*Records provided*
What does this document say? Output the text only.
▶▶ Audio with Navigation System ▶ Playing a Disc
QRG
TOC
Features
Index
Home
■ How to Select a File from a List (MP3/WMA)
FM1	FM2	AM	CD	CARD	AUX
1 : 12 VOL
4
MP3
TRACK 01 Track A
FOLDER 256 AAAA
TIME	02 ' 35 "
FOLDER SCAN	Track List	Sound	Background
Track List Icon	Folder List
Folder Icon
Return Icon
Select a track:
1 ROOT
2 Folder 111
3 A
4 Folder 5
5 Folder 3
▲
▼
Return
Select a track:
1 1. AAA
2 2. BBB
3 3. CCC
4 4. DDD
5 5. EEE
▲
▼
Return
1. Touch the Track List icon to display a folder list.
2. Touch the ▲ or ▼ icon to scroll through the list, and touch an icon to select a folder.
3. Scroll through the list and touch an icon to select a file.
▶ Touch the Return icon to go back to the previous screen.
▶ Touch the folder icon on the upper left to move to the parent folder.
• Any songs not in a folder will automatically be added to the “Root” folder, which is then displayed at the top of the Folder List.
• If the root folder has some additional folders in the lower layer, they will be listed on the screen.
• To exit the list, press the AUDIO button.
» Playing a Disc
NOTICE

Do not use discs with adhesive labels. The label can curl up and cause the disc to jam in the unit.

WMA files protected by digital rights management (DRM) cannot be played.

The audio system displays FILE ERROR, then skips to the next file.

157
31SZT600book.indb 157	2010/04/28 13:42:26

*Exercise directions*
Reproduce the material exactly, with every line intact.

*Output for this exercise*
What does this document say? Output the text only.
▶▶ Audio with Navigation System ▶ Playing a Disc
QRG
TOC
Features
Index
Home
■ How to Select a File from a List (MP3/WMA)
FM1	FM2	AM	CD	CARD	AUX
1 : 12 VOL
4
MP3
TRACK 01 Track A
FOLDER 256 AAAA
TIME	02 ' 35 "
FOLDER SCAN	Track List	Sound	Background
Track List Icon	Folder List
Folder Icon
Return Icon
Select a track:
1 ROOT
2 Folder 111
3 A
4 Folder 5
5 Folder 3
▲
▼
Return
Select a track:
1 1. AAA
2 2. BBB
3 3. CCC
4 4. DDD
5 5. EEE
▲
▼
Return
1. Touch the Track List icon to display a folder list.
2. Touch the ▲ or ▼ icon to scroll through the list, and touch an icon to select a folder.
3. Scroll through the list and touch an icon to select a file.
▶ Touch the Return icon to go back to the previous screen.
▶ Touch the folder icon on the upper left to move to the parent folder.
• Any songs not in a folder will automatically be added to the “Root” folder, which is then displayed at the top of the Folder List.
• If the root folder has some additional folders in the lower layer, they will be listed on the screen.
• To exit the list, press the AUDIO button.
» Playing a Disc
NOTICE

Do not use discs with adhesive labels. The label can curl up and cause the disc to jam in the unit.

WMA files protected by digital rights management (DRM) cannot be played.

The audio system displays FILE ERROR, then skips to the next file.

157
31SZT600book.indb 157	2010/04/28 13:42:26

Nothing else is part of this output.